**Data extract:**
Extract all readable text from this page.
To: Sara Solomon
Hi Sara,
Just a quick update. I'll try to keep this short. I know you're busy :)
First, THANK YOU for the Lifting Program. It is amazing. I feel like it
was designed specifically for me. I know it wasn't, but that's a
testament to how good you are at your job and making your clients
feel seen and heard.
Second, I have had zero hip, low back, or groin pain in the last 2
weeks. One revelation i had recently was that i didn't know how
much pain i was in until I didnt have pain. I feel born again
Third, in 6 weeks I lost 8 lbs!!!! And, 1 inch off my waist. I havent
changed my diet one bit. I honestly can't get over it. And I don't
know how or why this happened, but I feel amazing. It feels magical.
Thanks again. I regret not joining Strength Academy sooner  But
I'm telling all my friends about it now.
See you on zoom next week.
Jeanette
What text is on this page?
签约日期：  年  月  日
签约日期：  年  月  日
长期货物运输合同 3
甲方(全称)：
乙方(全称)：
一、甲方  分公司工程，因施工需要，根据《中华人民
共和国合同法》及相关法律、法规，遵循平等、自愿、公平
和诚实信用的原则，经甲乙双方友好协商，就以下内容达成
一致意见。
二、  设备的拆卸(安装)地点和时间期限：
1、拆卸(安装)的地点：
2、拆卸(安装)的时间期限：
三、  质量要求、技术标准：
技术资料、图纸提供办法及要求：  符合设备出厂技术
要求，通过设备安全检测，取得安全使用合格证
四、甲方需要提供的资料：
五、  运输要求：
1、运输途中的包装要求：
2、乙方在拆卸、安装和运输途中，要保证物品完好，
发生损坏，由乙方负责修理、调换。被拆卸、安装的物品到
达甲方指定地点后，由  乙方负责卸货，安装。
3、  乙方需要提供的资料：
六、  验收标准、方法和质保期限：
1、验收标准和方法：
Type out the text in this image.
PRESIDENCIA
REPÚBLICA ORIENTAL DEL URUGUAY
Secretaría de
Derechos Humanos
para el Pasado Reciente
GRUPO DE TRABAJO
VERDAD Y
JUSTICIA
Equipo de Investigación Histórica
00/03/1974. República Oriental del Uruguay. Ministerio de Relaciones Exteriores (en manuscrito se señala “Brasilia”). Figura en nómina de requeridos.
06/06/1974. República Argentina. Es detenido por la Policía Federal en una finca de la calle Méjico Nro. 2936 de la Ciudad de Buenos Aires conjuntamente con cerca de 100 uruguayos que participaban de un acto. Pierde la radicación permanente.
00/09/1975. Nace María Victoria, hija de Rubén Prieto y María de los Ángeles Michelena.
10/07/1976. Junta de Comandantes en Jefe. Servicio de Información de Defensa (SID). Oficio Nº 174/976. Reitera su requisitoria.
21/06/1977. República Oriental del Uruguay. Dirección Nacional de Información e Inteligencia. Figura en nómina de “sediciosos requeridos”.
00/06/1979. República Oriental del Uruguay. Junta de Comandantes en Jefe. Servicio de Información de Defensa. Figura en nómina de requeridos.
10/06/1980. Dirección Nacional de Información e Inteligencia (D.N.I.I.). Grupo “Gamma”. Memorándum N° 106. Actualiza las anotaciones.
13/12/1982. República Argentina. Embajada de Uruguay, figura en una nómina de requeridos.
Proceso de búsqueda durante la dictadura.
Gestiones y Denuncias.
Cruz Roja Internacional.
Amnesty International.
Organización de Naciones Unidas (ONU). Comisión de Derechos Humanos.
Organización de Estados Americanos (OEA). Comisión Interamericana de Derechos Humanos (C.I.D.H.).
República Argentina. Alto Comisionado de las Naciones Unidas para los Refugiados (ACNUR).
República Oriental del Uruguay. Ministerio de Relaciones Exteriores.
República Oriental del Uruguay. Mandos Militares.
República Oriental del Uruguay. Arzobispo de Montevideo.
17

**Task objective:** Tally every line of the data that holds the word "para" and write the count alone.

**Exercise answer:** 2